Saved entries
+++++
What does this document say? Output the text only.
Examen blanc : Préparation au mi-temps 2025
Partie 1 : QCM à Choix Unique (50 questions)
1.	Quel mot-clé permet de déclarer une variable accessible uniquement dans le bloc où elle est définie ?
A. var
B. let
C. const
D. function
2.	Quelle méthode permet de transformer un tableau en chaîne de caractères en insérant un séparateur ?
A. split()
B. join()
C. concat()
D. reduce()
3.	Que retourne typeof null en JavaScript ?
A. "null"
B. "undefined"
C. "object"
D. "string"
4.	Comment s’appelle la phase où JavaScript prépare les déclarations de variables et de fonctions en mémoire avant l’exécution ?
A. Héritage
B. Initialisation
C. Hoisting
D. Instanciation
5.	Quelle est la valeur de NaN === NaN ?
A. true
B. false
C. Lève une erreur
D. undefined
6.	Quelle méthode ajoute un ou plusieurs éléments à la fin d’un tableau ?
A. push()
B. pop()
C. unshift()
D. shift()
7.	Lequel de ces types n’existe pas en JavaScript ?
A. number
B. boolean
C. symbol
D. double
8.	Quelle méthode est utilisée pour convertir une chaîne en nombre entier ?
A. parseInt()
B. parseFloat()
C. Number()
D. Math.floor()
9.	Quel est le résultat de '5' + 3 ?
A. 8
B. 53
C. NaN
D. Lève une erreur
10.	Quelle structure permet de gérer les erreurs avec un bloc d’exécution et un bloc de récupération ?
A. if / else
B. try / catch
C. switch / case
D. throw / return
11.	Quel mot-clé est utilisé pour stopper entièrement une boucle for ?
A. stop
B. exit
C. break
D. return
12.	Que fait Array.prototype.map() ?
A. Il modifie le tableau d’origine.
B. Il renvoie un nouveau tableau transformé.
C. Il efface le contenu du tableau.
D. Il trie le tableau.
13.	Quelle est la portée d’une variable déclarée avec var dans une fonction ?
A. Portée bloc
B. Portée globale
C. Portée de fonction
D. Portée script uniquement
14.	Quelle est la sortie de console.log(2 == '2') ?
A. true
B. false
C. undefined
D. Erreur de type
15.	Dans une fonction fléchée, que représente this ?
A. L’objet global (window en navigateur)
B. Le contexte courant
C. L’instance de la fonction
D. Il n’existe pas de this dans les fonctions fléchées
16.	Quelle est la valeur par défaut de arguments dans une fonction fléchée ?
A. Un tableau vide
+++++
- _Aim of the task_
Every record above should be output exactly.

- _Finished task_
What does this document say? Output the text only.
Examen blanc : Préparation au mi-temps 2025
Partie 1 : QCM à Choix Unique (50 questions)
1.	Quel mot-clé permet de déclarer une variable accessible uniquement dans le bloc où elle est définie ?
A. var
B. let
C. const
D. function
2.	Quelle méthode permet de transformer un tableau en chaîne de caractères en insérant un séparateur ?
A. split()
B. join()
C. concat()
D. reduce()
3.	Que retourne typeof null en JavaScript ?
A. "null"
B. "undefined"
C. "object"
D. "string"
4.	Comment s’appelle la phase où JavaScript prépare les déclarations de variables et de fonctions en mémoire avant l’exécution ?
A. Héritage
B. Initialisation
C. Hoisting
D. Instanciation
5.	Quelle est la valeur de NaN === NaN ?
A. true
B. false
C. Lève une erreur
D. undefined
6.	Quelle méthode ajoute un ou plusieurs éléments à la fin d’un tableau ?
A. push()
B. pop()
C. unshift()
D. shift()
7.	Lequel de ces types n’existe pas en JavaScript ?
A. number
B. boolean
C. symbol
D. double
8.	Quelle méthode est utilisée pour convertir une chaîne en nombre entier ?
A. parseInt()
B. parseFloat()
C. Number()
D. Math.floor()
9.	Quel est le résultat de '5' + 3 ?
A. 8
B. 53
C. NaN
D. Lève une erreur
10.	Quelle structure permet de gérer les erreurs avec un bloc d’exécution et un bloc de récupération ?
A. if / else
B. try / catch
C. switch / case
D. throw / return
11.	Quel mot-clé est utilisé pour stopper entièrement une boucle for ?
A. stop
B. exit
C. break
D. return
12.	Que fait Array.prototype.map() ?
A. Il modifie le tableau d’origine.
B. Il renvoie un nouveau tableau transformé.
C. Il efface le contenu du tableau.
D. Il trie le tableau.
13.	Quelle est la portée d’une variable déclarée avec var dans une fonction ?
A. Portée bloc
B. Portée globale
C. Portée de fonction
D. Portée script uniquement
14.	Quelle est la sortie de console.log(2 == '2') ?
A. true
B. false
C. undefined
D. Erreur de type
15.	Dans une fonction fléchée, que représente this ?
A. L’objet global (window en navigateur)
B. Le contexte courant
C. L’instance de la fonction
D. Il n’existe pas de this dans les fonctions fléchées
16.	Quelle est la valeur par défaut de arguments dans une fonction fléchée ?
A. Un tableau vide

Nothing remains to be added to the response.